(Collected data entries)
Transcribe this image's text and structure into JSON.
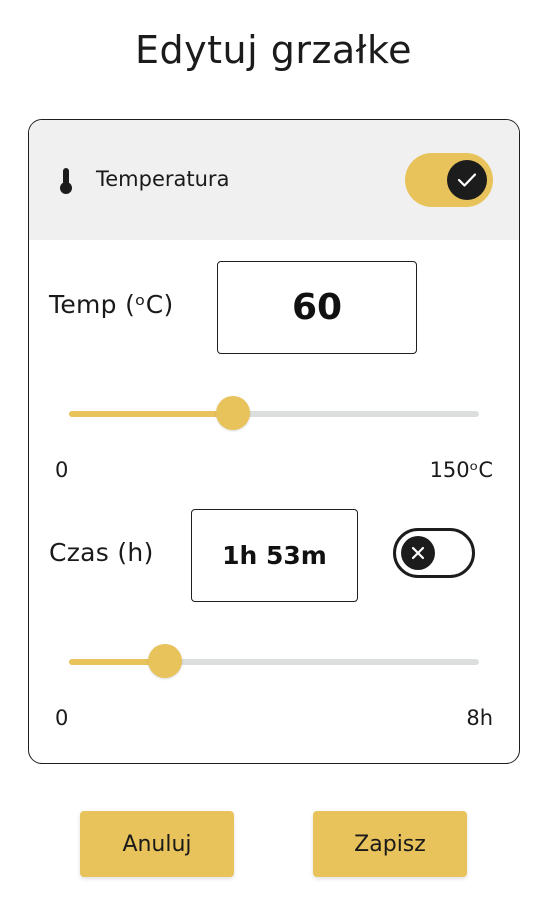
{
  "title": "Edytuj grzałke",
  "temperature_section": {
    "header_label": "Temperatura",
    "header_icon": "thermometer-icon",
    "enabled": true,
    "temp_label": "Temp (ᵒC)",
    "temp_value": "60",
    "temp_slider": {
      "min": 0,
      "max": 150,
      "value": 60
    },
    "temp_min_label": "0",
    "temp_max_label": "150ᵒC"
  },
  "time_section": {
    "label": "Czas (h)",
    "value": "1h 53m",
    "enabled": false,
    "time_slider": {
      "min": 0,
      "max": 8,
      "value": 1.88
    },
    "time_min_label": "0",
    "time_max_label": "8h"
  },
  "buttons": {
    "cancel_label": "Anuluj",
    "save_label": "Zapisz"
  },
  "colors": {
    "accent": "#e8c25a",
    "track": "#dcdedd",
    "header_bg": "#f0f0f0",
    "dark": "#1c1c1c"
  }
}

• [Task directions] Restate each line of the records exactly; pictures do not belong in the copy.

• [Response below]
Transcribe this image's text and structure into JSON.
{
  "title": "Edytuj grzałke",
  "temperature_section": {
    "header_label": "Temperatura",
    "header_icon": "thermometer-icon",
    "enabled": true,
    "temp_label": "Temp (ᵒC)",
    "temp_value": "60",
    "temp_slider": {
      "min": 0,
      "max": 150,
      "value": 60
    },
    "temp_min_label": "0",
    "temp_max_label": "150ᵒC"
  },
  "time_section": {
    "label": "Czas (h)",
    "value": "1h 53m",
    "enabled": false,
    "time_slider": {
      "min": 0,
      "max": 8,
      "value": 1.88
    },
    "time_min_label": "0",
    "time_max_label": "8h"
  },
  "buttons": {
    "cancel_label": "Anuluj",
    "save_label": "Zapisz"
  },
  "colors": {
    "accent": "#e8c25a",
    "track": "#dcdedd",
    "header_bg": "#f0f0f0",
    "dark": "#1c1c1c"
  }
}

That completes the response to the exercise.